(Items from a dataset)
## START

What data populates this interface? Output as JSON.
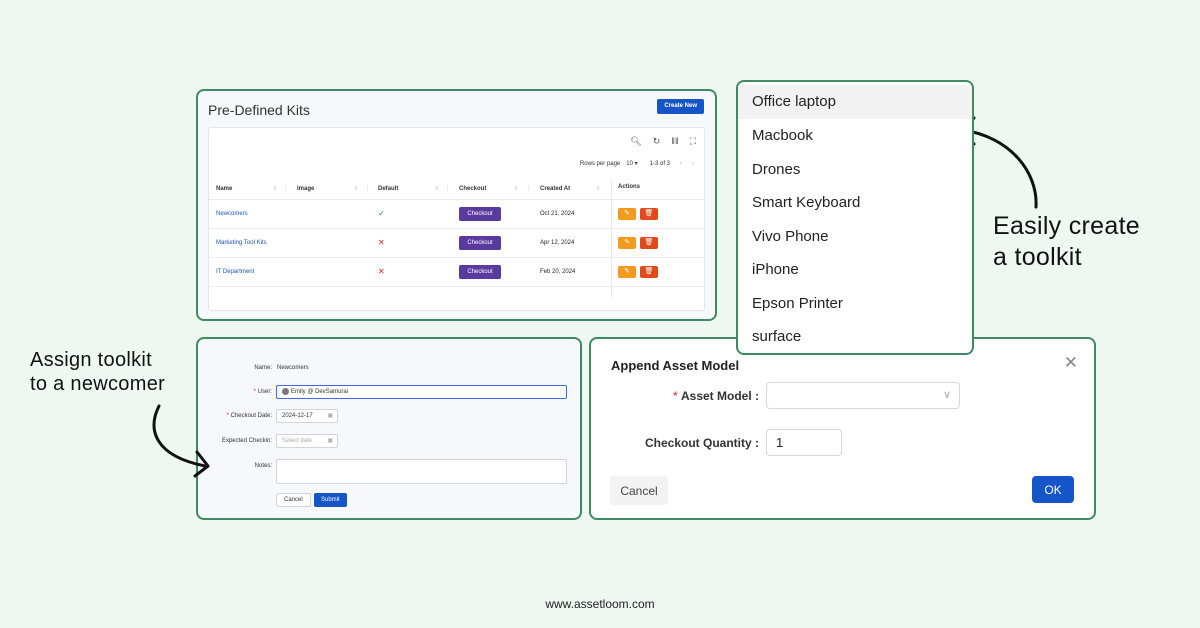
{
  "kits": {
    "title": "Pre-Defined Kits",
    "create_label": "Create New",
    "toolbar_icons": [
      "search-icon",
      "refresh-icon",
      "columns-icon",
      "fullscreen-icon"
    ],
    "pagination": {
      "rows_label": "Rows per page",
      "rows_value": "10",
      "range": "1-3 of 3"
    },
    "columns": [
      "Name",
      "Image",
      "Default",
      "Checkout",
      "Created At",
      "Actions"
    ],
    "rows": [
      {
        "name": "Newcomers",
        "default": "✓",
        "checkout": "Checkout",
        "created": "Oct 21, 2024"
      },
      {
        "name": "Marketing Tool Kits",
        "default": "✕",
        "checkout": "Checkout",
        "created": "Apr 12, 2024"
      },
      {
        "name": "IT Department",
        "default": "✕",
        "checkout": "Checkout",
        "created": "Feb 20, 2024"
      }
    ]
  },
  "dropdown": {
    "items": [
      "Office laptop",
      "Macbook",
      "Drones",
      "Smart Keyboard",
      "Vivo Phone",
      "iPhone",
      "Epson Printer",
      "surface"
    ],
    "selected_index": 0
  },
  "assign": {
    "name_label": "Name:",
    "name_value": "Newcomers",
    "user_label": "User:",
    "user_value": "Emily @ DevSamurai",
    "checkout_date_label": "Checkout Date:",
    "checkout_date_value": "2024-12-17",
    "expected_checkin_label": "Expected Checkin:",
    "expected_checkin_placeholder": "Select date",
    "notes_label": "Notes:",
    "cancel_label": "Cancel",
    "submit_label": "Submit"
  },
  "append": {
    "title": "Append Asset Model",
    "asset_model_label": "Asset Model :",
    "quantity_label": "Checkout Quantity :",
    "quantity_value": "1",
    "cancel_label": "Cancel",
    "ok_label": "OK"
  },
  "captions": {
    "right_line1": "Easily create",
    "right_line2": "a toolkit",
    "left_line1": "Assign toolkit",
    "left_line2": "to a newcomer"
  },
  "footer": "www.assetloom.com",
  "colors": {
    "background": "#eef8f1",
    "border": "#3f8a63",
    "primary": "#1555c8",
    "checkout": "#5b3aa0",
    "edit": "#f29b1e",
    "delete": "#e24a1a"
  }
}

## END

> _Problem_
Transcribe the listing in full and omit the pictures.

> _Result for this task_
What data populates this interface? Output as JSON.
{
  "kits": {
    "title": "Pre-Defined Kits",
    "create_label": "Create New",
    "toolbar_icons": [
      "search-icon",
      "refresh-icon",
      "columns-icon",
      "fullscreen-icon"
    ],
    "pagination": {
      "rows_label": "Rows per page",
      "rows_value": "10",
      "range": "1-3 of 3"
    },
    "columns": [
      "Name",
      "Image",
      "Default",
      "Checkout",
      "Created At",
      "Actions"
    ],
    "rows": [
      {
        "name": "Newcomers",
        "default": "✓",
        "checkout": "Checkout",
        "created": "Oct 21, 2024"
      },
      {
        "name": "Marketing Tool Kits",
        "default": "✕",
        "checkout": "Checkout",
        "created": "Apr 12, 2024"
      },
      {
        "name": "IT Department",
        "default": "✕",
        "checkout": "Checkout",
        "created": "Feb 20, 2024"
      }
    ]
  },
  "dropdown": {
    "items": [
      "Office laptop",
      "Macbook",
      "Drones",
      "Smart Keyboard",
      "Vivo Phone",
      "iPhone",
      "Epson Printer",
      "surface"
    ],
    "selected_index": 0
  },
  "assign": {
    "name_label": "Name:",
    "name_value": "Newcomers",
    "user_label": "User:",
    "user_value": "Emily @ DevSamurai",
    "checkout_date_label": "Checkout Date:",
    "checkout_date_value": "2024-12-17",
    "expected_checkin_label": "Expected Checkin:",
    "expected_checkin_placeholder": "Select date",
    "notes_label": "Notes:",
    "cancel_label": "Cancel",
    "submit_label": "Submit"
  },
  "append": {
    "title": "Append Asset Model",
    "asset_model_label": "Asset Model :",
    "quantity_label": "Checkout Quantity :",
    "quantity_value": "1",
    "cancel_label": "Cancel",
    "ok_label": "OK"
  },
  "captions": {
    "right_line1": "Easily create",
    "right_line2": "a toolkit",
    "left_line1": "Assign toolkit",
    "left_line2": "to a newcomer"
  },
  "footer": "www.assetloom.com",
  "colors": {
    "background": "#eef8f1",
    "border": "#3f8a63",
    "primary": "#1555c8",
    "checkout": "#5b3aa0",
    "edit": "#f29b1e",
    "delete": "#e24a1a"
  }
}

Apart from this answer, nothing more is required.